## EXERCISE OBJECTIVE
Return the listing below unchanged, minus its pictures.

──────────

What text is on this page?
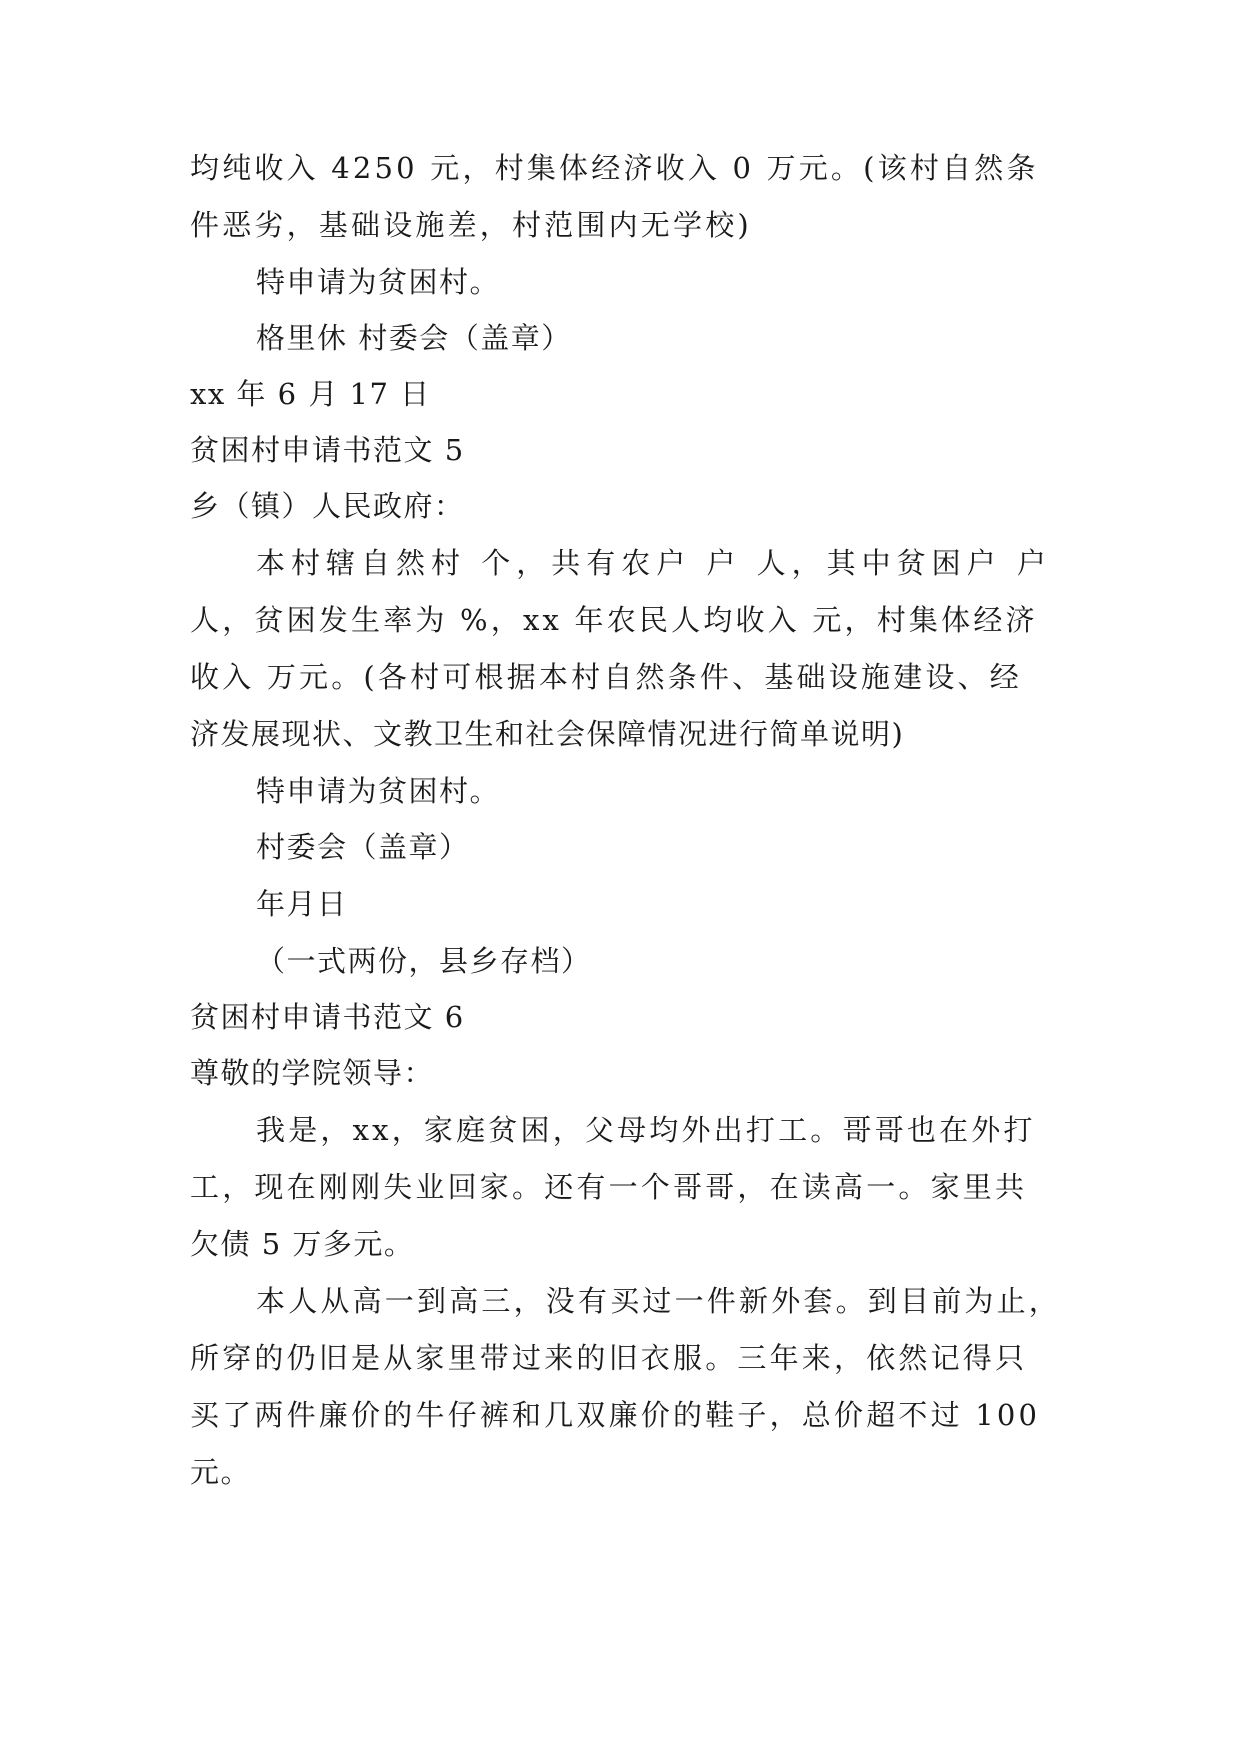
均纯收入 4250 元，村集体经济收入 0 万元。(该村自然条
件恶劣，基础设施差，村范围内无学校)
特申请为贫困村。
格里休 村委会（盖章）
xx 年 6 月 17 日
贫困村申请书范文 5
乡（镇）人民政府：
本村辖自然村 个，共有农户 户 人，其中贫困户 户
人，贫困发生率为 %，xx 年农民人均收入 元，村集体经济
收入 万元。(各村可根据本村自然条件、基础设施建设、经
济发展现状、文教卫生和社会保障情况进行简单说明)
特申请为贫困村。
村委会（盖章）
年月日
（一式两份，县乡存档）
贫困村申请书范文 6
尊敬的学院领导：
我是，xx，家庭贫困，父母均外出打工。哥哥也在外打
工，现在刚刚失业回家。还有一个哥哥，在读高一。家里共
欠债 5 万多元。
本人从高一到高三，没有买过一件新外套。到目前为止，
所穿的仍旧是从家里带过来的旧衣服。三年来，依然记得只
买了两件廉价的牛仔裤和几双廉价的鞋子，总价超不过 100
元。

──────────

## ANSWER TO THE EXERCISE
What text is on this page?
均纯收入 4250 元，村集体经济收入 0 万元。(该村自然条
件恶劣，基础设施差，村范围内无学校)
特申请为贫困村。
格里休 村委会（盖章）
xx 年 6 月 17 日
贫困村申请书范文 5
乡（镇）人民政府：
本村辖自然村 个，共有农户 户 人，其中贫困户 户
人，贫困发生率为 %，xx 年农民人均收入 元，村集体经济
收入 万元。(各村可根据本村自然条件、基础设施建设、经
济发展现状、文教卫生和社会保障情况进行简单说明)
特申请为贫困村。
村委会（盖章）
年月日
（一式两份，县乡存档）
贫困村申请书范文 6
尊敬的学院领导：
我是，xx，家庭贫困，父母均外出打工。哥哥也在外打
工，现在刚刚失业回家。还有一个哥哥，在读高一。家里共
欠债 5 万多元。
本人从高一到高三，没有买过一件新外套。到目前为止，
所穿的仍旧是从家里带过来的旧衣服。三年来，依然记得只
买了两件廉价的牛仔裤和几双廉价的鞋子，总价超不过 100
元。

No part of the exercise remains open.